*Stored items from a collection*:
## Begin

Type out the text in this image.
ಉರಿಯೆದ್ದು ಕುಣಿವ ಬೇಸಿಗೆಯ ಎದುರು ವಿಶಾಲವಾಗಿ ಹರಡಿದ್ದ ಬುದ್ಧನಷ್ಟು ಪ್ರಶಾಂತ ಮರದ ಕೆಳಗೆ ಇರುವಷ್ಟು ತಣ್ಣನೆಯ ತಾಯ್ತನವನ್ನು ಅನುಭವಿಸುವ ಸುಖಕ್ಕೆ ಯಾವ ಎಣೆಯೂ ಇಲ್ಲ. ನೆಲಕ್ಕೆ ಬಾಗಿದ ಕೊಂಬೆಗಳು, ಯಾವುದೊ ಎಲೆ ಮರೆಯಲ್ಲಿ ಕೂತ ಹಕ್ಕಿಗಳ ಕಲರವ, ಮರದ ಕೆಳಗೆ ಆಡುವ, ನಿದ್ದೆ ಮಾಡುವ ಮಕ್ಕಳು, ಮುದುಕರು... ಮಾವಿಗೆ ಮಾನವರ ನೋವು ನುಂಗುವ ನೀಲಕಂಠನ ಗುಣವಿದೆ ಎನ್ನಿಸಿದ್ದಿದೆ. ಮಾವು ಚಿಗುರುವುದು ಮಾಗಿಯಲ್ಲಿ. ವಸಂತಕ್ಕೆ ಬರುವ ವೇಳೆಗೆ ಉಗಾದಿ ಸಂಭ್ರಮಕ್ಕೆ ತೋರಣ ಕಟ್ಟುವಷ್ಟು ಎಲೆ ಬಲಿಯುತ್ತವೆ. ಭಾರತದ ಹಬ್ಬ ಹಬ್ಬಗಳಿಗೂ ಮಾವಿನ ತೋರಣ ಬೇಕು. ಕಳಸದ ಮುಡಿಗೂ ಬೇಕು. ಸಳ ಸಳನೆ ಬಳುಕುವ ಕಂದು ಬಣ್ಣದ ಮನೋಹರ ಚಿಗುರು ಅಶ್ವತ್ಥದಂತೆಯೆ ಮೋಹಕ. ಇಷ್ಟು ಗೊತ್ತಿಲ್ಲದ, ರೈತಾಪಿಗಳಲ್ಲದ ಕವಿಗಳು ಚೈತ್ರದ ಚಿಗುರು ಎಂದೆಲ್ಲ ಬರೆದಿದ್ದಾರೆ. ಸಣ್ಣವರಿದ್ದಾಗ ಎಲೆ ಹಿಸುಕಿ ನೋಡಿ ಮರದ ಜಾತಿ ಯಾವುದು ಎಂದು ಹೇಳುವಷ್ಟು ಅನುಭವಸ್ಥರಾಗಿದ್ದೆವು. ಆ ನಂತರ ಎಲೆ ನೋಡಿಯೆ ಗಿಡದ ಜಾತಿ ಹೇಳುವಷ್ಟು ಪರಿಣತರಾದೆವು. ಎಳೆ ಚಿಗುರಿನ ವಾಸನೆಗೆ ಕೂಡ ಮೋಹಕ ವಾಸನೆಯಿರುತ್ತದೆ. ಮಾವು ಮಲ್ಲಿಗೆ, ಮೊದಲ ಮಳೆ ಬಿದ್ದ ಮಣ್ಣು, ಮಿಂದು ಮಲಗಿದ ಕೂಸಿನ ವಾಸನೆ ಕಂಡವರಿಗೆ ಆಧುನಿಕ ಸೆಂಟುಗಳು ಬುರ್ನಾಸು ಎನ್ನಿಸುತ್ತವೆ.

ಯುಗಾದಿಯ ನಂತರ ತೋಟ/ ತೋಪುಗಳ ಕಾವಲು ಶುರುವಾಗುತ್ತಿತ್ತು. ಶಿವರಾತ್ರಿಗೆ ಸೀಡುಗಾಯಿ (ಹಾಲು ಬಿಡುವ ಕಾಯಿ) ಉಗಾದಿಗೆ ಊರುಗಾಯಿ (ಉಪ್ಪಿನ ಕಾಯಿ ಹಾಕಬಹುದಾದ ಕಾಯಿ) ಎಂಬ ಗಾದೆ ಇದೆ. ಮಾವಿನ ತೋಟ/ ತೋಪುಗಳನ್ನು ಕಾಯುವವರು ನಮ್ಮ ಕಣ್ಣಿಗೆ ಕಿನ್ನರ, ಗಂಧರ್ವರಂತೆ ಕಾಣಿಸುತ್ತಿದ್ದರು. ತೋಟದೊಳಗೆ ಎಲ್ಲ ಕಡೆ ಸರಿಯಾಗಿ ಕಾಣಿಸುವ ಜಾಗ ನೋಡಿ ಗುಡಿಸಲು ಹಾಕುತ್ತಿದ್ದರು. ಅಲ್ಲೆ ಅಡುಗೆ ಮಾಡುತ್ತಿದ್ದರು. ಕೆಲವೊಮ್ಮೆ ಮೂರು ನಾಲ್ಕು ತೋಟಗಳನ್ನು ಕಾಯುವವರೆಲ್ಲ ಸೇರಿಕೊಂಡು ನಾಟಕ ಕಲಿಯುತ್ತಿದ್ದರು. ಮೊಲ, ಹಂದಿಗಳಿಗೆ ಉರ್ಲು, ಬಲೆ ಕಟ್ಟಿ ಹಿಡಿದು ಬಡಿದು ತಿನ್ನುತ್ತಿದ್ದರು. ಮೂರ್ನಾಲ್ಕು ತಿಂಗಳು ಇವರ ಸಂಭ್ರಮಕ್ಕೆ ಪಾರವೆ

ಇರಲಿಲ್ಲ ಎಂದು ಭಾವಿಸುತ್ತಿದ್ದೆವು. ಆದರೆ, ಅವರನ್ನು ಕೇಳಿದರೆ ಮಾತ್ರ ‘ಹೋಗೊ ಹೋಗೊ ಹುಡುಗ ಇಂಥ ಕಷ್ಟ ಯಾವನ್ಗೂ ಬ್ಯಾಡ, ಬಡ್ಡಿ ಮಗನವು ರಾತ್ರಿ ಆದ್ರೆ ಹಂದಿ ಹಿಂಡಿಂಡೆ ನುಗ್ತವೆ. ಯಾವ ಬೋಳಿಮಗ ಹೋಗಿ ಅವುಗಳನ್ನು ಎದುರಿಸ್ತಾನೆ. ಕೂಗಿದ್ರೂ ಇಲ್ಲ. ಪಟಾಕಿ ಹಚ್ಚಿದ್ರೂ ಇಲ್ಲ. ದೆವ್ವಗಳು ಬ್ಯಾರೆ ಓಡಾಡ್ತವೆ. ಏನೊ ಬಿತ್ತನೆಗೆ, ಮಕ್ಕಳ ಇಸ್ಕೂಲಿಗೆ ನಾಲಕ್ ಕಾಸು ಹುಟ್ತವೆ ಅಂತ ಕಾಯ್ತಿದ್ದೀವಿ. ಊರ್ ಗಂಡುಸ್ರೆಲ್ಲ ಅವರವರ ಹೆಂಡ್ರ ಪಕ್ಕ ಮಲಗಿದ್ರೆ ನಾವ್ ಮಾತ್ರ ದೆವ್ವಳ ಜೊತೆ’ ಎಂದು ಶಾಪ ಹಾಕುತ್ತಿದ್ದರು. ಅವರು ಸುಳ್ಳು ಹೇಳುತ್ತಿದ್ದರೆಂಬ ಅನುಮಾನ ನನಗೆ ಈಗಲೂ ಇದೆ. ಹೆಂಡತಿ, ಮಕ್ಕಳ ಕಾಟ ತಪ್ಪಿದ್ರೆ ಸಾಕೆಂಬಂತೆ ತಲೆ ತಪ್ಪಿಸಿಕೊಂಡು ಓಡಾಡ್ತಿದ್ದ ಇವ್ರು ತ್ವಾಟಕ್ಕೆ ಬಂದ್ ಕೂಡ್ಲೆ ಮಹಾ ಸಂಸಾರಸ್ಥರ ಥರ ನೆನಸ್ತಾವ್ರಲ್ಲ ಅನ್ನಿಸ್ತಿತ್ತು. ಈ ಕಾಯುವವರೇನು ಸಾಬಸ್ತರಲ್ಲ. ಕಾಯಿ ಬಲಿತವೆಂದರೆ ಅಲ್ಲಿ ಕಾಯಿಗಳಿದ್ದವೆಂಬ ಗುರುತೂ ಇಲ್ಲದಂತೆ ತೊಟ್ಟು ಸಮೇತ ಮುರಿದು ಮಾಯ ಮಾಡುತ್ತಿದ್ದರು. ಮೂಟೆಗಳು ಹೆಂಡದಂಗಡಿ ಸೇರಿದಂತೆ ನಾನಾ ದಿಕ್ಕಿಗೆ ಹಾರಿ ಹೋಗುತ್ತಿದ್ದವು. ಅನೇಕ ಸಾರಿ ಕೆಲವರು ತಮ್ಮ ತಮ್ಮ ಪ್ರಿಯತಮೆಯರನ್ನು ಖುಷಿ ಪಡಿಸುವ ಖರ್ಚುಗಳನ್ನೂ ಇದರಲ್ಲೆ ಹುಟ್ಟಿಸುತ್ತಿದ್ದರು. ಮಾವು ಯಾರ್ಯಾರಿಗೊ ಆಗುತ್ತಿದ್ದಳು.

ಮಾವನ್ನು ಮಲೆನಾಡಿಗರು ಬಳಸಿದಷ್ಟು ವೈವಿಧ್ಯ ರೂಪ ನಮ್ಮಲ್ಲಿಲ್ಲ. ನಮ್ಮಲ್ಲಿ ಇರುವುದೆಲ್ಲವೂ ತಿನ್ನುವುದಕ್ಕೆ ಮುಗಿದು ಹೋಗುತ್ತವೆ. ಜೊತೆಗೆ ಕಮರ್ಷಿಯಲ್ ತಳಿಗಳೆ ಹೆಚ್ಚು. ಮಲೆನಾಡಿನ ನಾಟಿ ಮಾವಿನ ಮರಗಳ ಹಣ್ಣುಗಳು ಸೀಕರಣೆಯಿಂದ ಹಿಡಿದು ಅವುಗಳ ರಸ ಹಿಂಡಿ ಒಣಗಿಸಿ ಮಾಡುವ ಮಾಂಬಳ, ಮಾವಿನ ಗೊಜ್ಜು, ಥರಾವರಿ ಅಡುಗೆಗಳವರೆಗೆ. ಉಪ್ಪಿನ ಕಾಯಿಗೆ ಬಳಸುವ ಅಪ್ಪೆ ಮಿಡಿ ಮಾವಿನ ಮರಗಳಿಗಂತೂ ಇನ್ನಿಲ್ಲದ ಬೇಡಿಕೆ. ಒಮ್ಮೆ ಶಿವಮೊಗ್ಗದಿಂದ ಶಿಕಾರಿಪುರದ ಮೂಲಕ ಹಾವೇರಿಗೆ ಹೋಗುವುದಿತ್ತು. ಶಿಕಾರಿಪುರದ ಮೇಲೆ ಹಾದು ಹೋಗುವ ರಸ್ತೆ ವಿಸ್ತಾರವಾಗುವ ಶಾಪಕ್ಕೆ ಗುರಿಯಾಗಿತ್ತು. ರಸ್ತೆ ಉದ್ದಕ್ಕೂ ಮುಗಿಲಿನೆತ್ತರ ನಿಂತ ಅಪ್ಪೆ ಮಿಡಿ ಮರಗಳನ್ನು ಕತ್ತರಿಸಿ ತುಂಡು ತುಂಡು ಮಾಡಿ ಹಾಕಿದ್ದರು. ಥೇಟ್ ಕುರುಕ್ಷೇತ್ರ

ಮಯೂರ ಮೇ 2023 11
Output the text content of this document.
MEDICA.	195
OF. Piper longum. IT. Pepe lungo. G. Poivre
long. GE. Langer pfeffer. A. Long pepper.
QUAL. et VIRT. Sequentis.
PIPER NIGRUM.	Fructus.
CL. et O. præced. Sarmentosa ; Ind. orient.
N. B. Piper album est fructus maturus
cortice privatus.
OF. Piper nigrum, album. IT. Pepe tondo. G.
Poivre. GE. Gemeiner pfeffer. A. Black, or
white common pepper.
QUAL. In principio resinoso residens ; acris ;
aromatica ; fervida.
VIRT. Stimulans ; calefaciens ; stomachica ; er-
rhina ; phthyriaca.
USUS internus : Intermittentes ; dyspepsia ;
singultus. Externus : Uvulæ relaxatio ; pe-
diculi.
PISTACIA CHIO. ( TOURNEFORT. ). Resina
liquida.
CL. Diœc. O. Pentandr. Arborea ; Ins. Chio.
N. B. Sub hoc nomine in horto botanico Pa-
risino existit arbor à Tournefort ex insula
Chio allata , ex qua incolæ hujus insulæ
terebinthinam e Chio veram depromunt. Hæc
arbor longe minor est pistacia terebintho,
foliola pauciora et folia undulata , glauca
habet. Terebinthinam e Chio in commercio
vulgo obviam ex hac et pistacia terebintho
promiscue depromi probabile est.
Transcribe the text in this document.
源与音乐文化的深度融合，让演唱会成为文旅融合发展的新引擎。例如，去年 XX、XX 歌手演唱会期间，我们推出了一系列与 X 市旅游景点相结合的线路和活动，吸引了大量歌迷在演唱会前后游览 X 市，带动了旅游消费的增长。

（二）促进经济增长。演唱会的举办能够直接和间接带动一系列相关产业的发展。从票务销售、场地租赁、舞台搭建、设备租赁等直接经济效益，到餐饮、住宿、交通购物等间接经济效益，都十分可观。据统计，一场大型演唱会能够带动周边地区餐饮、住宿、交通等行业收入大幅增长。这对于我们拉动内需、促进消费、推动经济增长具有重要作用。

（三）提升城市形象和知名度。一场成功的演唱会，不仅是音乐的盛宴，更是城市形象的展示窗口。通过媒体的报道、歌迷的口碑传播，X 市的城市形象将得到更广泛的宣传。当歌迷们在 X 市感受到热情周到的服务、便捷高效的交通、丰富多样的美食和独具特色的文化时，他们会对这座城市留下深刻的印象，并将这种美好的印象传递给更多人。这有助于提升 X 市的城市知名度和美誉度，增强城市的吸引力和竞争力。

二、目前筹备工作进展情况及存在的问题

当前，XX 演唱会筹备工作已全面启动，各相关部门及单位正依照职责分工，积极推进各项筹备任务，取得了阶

## End

*Stated task*: State how many lines of the listing include the word "document". Reply with the number alone.

*Response to this task*: 2